[start Selection]
Tyler Baicar March 24, 2017, 4:36 p.m. UTC | #6
On 3/23/2017 10:12 AM, Punit Agrawal wrote:
>
>
> On 23/03/17 14:33, James Morse wrote:
>> Hi Punit,
>>
>> On 01/02/17 21:38, Tyler Baicar wrote:
>>> From: "Jonathan (Zhixiong) Zhang" <zjzhang@codeaurora.org>
>>>
>>> If ACPI_APEI and MEMORY_FAILURE is configured, select
>>> ACPI_APEI_MEMORY_FAILURE. This enables memory failure recovery
>>> when such memory failure is reported through ACPI APEI. APEI
>>> (ACPI Platform Error Interfaces) provides a means for the
>>> platform to convey error information to the kernel.
>>>
>>> Declare ARCH_SUPPORTS_MEMORY_FAILURE, as arm64 does support
>>> memory failure recovery attempt.
[end Selection]
Answer these questions about the patch discussion:
1. What date is shown next to Tyler Baicar's name at the top?
2. What does APEI stand for?
3. Which option is selected when both ACPI_APEI and MEMORY_FAILURE are configured?
[start Dataset content]
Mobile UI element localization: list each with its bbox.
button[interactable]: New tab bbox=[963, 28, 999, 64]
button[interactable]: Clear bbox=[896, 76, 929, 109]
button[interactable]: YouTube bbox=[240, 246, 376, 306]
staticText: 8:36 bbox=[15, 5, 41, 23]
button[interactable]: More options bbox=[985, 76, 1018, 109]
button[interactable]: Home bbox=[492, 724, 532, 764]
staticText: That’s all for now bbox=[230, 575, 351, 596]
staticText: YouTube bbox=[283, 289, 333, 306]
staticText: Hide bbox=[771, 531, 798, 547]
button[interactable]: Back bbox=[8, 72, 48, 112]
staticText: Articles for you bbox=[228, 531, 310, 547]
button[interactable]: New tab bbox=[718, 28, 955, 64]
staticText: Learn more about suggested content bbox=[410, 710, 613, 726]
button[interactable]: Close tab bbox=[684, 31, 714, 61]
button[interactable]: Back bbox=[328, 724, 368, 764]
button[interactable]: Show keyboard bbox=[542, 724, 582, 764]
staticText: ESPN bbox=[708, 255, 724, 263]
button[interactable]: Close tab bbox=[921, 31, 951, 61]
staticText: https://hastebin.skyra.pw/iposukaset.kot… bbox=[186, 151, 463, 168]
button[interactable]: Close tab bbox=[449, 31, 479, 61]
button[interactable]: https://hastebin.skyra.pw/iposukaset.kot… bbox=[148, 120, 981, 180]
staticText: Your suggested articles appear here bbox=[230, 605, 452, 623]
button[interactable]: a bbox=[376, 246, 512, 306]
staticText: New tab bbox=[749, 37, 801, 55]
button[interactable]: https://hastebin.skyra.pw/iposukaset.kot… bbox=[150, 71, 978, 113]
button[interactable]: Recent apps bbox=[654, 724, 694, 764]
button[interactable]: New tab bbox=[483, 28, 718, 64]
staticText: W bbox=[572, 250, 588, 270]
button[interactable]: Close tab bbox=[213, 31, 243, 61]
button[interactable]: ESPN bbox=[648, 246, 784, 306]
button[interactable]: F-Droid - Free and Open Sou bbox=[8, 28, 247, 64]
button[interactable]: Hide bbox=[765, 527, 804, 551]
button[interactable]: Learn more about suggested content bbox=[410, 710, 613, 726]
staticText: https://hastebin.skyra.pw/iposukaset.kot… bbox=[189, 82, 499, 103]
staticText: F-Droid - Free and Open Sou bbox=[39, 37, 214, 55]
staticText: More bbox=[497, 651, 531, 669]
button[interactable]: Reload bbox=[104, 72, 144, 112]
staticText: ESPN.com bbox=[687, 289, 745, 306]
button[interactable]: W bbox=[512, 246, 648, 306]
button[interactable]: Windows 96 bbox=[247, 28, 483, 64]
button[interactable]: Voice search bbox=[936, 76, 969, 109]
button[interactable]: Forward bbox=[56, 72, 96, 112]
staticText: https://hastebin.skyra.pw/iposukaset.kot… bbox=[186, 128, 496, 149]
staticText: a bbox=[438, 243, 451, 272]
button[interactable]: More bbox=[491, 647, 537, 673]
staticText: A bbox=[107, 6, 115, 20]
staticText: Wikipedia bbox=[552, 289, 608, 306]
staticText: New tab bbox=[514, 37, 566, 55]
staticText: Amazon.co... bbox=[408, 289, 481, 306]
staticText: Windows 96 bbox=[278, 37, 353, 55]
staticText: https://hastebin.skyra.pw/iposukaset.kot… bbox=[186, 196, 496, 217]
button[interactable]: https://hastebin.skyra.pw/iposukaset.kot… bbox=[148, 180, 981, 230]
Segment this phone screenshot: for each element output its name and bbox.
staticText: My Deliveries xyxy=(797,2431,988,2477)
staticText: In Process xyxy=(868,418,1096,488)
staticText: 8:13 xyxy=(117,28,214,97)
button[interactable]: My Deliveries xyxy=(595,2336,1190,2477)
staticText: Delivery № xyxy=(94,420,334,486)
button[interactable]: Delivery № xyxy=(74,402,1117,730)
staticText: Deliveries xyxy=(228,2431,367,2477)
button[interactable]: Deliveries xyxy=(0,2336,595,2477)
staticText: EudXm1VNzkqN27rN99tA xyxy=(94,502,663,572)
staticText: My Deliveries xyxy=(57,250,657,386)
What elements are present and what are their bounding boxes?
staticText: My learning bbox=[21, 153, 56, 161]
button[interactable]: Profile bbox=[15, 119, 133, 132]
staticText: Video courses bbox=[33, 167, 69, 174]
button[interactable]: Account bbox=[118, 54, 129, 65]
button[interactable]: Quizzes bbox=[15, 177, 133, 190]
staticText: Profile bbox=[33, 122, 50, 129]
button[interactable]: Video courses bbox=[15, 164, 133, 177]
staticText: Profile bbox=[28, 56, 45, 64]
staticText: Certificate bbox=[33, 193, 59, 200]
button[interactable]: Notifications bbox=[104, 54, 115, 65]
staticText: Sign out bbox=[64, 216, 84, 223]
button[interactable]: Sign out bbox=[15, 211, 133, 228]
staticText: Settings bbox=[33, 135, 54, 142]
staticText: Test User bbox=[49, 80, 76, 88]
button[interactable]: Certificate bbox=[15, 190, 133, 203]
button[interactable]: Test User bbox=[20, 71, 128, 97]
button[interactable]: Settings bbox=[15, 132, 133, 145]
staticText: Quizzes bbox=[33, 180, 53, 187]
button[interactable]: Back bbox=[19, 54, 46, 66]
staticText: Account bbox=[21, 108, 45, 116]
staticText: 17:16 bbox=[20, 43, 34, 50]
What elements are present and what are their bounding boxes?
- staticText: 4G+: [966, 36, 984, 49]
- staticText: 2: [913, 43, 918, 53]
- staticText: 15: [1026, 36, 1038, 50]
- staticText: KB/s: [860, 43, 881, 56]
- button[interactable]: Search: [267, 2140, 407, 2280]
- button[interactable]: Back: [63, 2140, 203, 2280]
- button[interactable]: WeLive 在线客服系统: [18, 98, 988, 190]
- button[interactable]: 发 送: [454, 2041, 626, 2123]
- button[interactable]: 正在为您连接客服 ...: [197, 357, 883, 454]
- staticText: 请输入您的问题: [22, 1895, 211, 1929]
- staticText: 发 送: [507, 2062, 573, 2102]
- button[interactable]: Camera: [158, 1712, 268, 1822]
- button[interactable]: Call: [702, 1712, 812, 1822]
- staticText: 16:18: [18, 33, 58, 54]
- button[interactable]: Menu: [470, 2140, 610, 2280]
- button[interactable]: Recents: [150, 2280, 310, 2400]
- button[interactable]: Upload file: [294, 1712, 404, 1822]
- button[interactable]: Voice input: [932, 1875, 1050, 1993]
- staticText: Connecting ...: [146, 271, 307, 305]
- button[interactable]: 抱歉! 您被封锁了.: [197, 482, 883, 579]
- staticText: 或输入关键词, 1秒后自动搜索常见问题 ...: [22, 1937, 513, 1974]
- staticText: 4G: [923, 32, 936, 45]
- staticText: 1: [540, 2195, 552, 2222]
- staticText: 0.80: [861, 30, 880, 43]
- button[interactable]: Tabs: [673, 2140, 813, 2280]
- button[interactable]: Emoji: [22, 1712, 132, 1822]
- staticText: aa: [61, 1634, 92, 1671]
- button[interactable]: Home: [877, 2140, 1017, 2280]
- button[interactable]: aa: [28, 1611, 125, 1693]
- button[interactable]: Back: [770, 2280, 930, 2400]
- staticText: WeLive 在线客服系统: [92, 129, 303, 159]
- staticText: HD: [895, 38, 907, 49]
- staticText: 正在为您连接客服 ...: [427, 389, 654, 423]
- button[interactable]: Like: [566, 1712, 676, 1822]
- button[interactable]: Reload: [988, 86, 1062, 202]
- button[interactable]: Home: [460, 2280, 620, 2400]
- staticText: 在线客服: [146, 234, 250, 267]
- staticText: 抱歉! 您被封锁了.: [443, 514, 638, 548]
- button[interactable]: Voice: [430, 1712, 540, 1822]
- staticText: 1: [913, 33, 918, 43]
[end Dataset content]
* [Output of the task]:
1. March 24, 2017
2. ACPI Platform Error Interfaces
3. ACPI_APEI_MEMORY_FAILURE